**Task prompt:** Print all entries precisely as they are written.

:::

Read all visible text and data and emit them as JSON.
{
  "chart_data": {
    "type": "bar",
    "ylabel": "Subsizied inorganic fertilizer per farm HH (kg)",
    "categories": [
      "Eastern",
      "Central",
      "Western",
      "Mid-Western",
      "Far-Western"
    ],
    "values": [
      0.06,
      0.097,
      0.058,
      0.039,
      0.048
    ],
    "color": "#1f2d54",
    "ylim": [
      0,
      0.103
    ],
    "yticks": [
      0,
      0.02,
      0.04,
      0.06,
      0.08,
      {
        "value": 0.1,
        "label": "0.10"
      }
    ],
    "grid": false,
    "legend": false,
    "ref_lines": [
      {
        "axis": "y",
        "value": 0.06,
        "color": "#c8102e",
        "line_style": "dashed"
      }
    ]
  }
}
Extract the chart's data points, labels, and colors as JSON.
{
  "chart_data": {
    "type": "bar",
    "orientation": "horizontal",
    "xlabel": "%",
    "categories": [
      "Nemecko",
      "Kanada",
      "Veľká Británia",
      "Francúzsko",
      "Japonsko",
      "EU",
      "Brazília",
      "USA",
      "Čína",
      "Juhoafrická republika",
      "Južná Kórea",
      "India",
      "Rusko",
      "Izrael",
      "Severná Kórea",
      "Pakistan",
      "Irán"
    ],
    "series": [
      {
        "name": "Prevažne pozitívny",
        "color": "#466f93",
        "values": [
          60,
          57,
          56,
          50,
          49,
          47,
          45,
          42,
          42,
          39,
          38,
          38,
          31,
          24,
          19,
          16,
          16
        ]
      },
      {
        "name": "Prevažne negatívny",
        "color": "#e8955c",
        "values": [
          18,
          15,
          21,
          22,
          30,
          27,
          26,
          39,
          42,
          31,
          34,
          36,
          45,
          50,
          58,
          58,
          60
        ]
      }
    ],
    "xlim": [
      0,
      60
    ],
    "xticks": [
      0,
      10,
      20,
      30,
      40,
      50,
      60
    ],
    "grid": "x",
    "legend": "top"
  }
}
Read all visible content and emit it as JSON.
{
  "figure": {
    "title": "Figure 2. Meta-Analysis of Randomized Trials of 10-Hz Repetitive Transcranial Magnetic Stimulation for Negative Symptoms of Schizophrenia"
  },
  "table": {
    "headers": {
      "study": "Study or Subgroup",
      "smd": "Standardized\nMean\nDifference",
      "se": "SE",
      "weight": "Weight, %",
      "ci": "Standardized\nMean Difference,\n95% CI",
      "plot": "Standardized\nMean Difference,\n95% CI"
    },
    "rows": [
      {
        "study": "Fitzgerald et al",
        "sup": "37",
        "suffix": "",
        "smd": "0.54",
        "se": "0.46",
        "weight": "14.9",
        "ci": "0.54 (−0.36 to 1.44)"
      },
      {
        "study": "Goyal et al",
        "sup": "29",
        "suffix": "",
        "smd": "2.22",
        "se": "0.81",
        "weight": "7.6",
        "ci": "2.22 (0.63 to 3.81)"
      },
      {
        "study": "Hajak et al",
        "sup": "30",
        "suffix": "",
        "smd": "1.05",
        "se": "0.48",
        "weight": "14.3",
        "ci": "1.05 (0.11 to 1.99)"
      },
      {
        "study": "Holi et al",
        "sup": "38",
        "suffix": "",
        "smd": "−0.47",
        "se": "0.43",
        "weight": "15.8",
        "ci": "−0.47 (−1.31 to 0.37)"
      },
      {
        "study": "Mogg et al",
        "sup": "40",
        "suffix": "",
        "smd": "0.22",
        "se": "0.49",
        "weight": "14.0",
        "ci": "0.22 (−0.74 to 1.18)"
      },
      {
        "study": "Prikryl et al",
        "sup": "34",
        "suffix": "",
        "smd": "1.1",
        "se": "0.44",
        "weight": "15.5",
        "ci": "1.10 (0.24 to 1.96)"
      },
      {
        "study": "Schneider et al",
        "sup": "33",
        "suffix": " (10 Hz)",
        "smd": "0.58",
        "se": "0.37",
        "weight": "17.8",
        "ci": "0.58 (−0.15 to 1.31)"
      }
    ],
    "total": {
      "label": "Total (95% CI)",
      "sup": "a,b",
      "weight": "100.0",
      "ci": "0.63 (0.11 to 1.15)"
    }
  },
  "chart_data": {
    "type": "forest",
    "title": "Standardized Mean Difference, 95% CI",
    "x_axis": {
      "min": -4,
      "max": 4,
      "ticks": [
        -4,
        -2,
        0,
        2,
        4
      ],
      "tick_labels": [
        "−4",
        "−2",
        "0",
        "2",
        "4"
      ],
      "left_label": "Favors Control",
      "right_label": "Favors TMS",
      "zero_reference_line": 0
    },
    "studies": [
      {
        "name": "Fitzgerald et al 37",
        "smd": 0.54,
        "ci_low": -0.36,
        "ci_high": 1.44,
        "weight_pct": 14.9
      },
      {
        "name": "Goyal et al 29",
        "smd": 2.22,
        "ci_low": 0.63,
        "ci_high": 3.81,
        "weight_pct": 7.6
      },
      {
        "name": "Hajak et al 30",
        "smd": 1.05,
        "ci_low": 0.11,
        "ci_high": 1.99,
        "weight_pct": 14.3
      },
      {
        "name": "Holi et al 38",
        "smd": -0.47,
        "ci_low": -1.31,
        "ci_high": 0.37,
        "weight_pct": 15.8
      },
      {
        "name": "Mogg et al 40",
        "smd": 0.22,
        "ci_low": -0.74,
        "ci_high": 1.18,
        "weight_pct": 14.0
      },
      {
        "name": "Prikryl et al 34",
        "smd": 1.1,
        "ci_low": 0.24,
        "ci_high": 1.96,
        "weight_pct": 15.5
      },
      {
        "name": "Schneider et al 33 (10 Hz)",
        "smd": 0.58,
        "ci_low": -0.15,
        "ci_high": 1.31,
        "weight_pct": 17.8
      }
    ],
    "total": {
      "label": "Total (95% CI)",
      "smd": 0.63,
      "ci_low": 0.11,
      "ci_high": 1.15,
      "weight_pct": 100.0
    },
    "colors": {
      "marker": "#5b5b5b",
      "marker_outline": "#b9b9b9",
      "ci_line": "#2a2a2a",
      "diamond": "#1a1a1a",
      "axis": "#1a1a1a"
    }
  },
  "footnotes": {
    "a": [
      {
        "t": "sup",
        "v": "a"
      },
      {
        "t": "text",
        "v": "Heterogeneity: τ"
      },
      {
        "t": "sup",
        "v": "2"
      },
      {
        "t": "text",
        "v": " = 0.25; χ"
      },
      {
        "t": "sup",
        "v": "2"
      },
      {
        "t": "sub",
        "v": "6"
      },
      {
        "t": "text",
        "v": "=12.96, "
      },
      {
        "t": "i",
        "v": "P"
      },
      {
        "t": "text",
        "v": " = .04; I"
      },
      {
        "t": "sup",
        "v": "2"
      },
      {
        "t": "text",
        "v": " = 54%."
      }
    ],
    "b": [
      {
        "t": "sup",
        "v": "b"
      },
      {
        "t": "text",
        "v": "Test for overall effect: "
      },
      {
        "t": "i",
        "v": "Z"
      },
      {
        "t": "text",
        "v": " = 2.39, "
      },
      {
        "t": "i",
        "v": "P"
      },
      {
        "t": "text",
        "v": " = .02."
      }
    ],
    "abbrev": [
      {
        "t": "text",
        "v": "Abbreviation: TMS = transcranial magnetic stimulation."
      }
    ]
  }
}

:::

**Response to this exercise:**
Read all visible text and data and emit them as JSON.
{
  "chart_data": {
    "type": "bar",
    "ylabel": "Subsizied inorganic fertilizer per farm HH (kg)",
    "categories": [
      "Eastern",
      "Central",
      "Western",
      "Mid-Western",
      "Far-Western"
    ],
    "values": [
      0.06,
      0.097,
      0.058,
      0.039,
      0.048
    ],
    "color": "#1f2d54",
    "ylim": [
      0,
      0.103
    ],
    "yticks": [
      0,
      0.02,
      0.04,
      0.06,
      0.08,
      {
        "value": 0.1,
        "label": "0.10"
      }
    ],
    "grid": false,
    "legend": false,
    "ref_lines": [
      {
        "axis": "y",
        "value": 0.06,
        "color": "#c8102e",
        "line_style": "dashed"
      }
    ]
  }
}
Extract the chart's data points, labels, and colors as JSON.
{
  "chart_data": {
    "type": "bar",
    "orientation": "horizontal",
    "xlabel": "%",
    "categories": [
      "Nemecko",
      "Kanada",
      "Veľká Británia",
      "Francúzsko",
      "Japonsko",
      "EU",
      "Brazília",
      "USA",
      "Čína",
      "Juhoafrická republika",
      "Južná Kórea",
      "India",
      "Rusko",
      "Izrael",
      "Severná Kórea",
      "Pakistan",
      "Irán"
    ],
    "series": [
      {
        "name": "Prevažne pozitívny",
        "color": "#466f93",
        "values": [
          60,
          57,
          56,
          50,
          49,
          47,
          45,
          42,
          42,
          39,
          38,
          38,
          31,
          24,
          19,
          16,
          16
        ]
      },
      {
        "name": "Prevažne negatívny",
        "color": "#e8955c",
        "values": [
          18,
          15,
          21,
          22,
          30,
          27,
          26,
          39,
          42,
          31,
          34,
          36,
          45,
          50,
          58,
          58,
          60
        ]
      }
    ],
    "xlim": [
      0,
      60
    ],
    "xticks": [
      0,
      10,
      20,
      30,
      40,
      50,
      60
    ],
    "grid": "x",
    "legend": "top"
  }
}
Read all visible content and emit it as JSON.
{
  "figure": {
    "title": "Figure 2. Meta-Analysis of Randomized Trials of 10-Hz Repetitive Transcranial Magnetic Stimulation for Negative Symptoms of Schizophrenia"
  },
  "table": {
    "headers": {
      "study": "Study or Subgroup",
      "smd": "Standardized\nMean\nDifference",
      "se": "SE",
      "weight": "Weight, %",
      "ci": "Standardized\nMean Difference,\n95% CI",
      "plot": "Standardized\nMean Difference,\n95% CI"
    },
    "rows": [
      {
        "study": "Fitzgerald et al",
        "sup": "37",
        "suffix": "",
        "smd": "0.54",
        "se": "0.46",
        "weight": "14.9",
        "ci": "0.54 (−0.36 to 1.44)"
      },
      {
        "study": "Goyal et al",
        "sup": "29",
        "suffix": "",
        "smd": "2.22",
        "se": "0.81",
        "weight": "7.6",
        "ci": "2.22 (0.63 to 3.81)"
      },
      {
        "study": "Hajak et al",
        "sup": "30",
        "suffix": "",
        "smd": "1.05",
        "se": "0.48",
        "weight": "14.3",
        "ci": "1.05 (0.11 to 1.99)"
      },
      {
        "study": "Holi et al",
        "sup": "38",
        "suffix": "",
        "smd": "−0.47",
        "se": "0.43",
        "weight": "15.8",
        "ci": "−0.47 (−1.31 to 0.37)"
      },
      {
        "study": "Mogg et al",
        "sup": "40",
        "suffix": "",
        "smd": "0.22",
        "se": "0.49",
        "weight": "14.0",
        "ci": "0.22 (−0.74 to 1.18)"
      },
      {
        "study": "Prikryl et al",
        "sup": "34",
        "suffix": "",
        "smd": "1.1",
        "se": "0.44",
        "weight": "15.5",
        "ci": "1.10 (0.24 to 1.96)"
      },
      {
        "study": "Schneider et al",
        "sup": "33",
        "suffix": " (10 Hz)",
        "smd": "0.58",
        "se": "0.37",
        "weight": "17.8",
        "ci": "0.58 (−0.15 to 1.31)"
      }
    ],
    "total": {
      "label": "Total (95% CI)",
      "sup": "a,b",
      "weight": "100.0",
      "ci": "0.63 (0.11 to 1.15)"
    }
  },
  "chart_data": {
    "type": "forest",
    "title": "Standardized Mean Difference, 95% CI",
    "x_axis": {
      "min": -4,
      "max": 4,
      "ticks": [
        -4,
        -2,
        0,
        2,
        4
      ],
      "tick_labels": [
        "−4",
        "−2",
        "0",
        "2",
        "4"
      ],
      "left_label": "Favors Control",
      "right_label": "Favors TMS",
      "zero_reference_line": 0
    },
    "studies": [
      {
        "name": "Fitzgerald et al 37",
        "smd": 0.54,
        "ci_low": -0.36,
        "ci_high": 1.44,
        "weight_pct": 14.9
      },
      {
        "name": "Goyal et al 29",
        "smd": 2.22,
        "ci_low": 0.63,
        "ci_high": 3.81,
        "weight_pct": 7.6
      },
      {
        "name": "Hajak et al 30",
        "smd": 1.05,
        "ci_low": 0.11,
        "ci_high": 1.99,
        "weight_pct": 14.3
      },
      {
        "name": "Holi et al 38",
        "smd": -0.47,
        "ci_low": -1.31,
        "ci_high": 0.37,
        "weight_pct": 15.8
      },
      {
        "name": "Mogg et al 40",
        "smd": 0.22,
        "ci_low": -0.74,
        "ci_high": 1.18,
        "weight_pct": 14.0
      },
      {
        "name": "Prikryl et al 34",
        "smd": 1.1,
        "ci_low": 0.24,
        "ci_high": 1.96,
        "weight_pct": 15.5
      },
      {
        "name": "Schneider et al 33 (10 Hz)",
        "smd": 0.58,
        "ci_low": -0.15,
        "ci_high": 1.31,
        "weight_pct": 17.8
      }
    ],
    "total": {
      "label": "Total (95% CI)",
      "smd": 0.63,
      "ci_low": 0.11,
      "ci_high": 1.15,
      "weight_pct": 100.0
    },
    "colors": {
      "marker": "#5b5b5b",
      "marker_outline": "#b9b9b9",
      "ci_line": "#2a2a2a",
      "diamond": "#1a1a1a",
      "axis": "#1a1a1a"
    }
  },
  "footnotes": {
    "a": [
      {
        "t": "sup",
        "v": "a"
      },
      {
        "t": "text",
        "v": "Heterogeneity: τ"
      },
      {
        "t": "sup",
        "v": "2"
      },
      {
        "t": "text",
        "v": " = 0.25; χ"
      },
      {
        "t": "sup",
        "v": "2"
      },
      {
        "t": "sub",
        "v": "6"
      },
      {
        "t": "text",
        "v": "=12.96, "
      },
      {
        "t": "i",
        "v": "P"
      },
      {
        "t": "text",
        "v": " = .04; I"
      },
      {
        "t": "sup",
        "v": "2"
      },
      {
        "t": "text",
        "v": " = 54%."
      }
    ],
    "b": [
      {
        "t": "sup",
        "v": "b"
      },
      {
        "t": "text",
        "v": "Test for overall effect: "
      },
      {
        "t": "i",
        "v": "Z"
      },
      {
        "t": "text",
        "v": " = 2.39, "
      },
      {
        "t": "i",
        "v": "P"
      },
      {
        "t": "text",
        "v": " = .02."
      }
    ],
    "abbrev": [
      {
        "t": "text",
        "v": "Abbreviation: TMS = transcranial magnetic stimulation."
      }
    ]
  }
}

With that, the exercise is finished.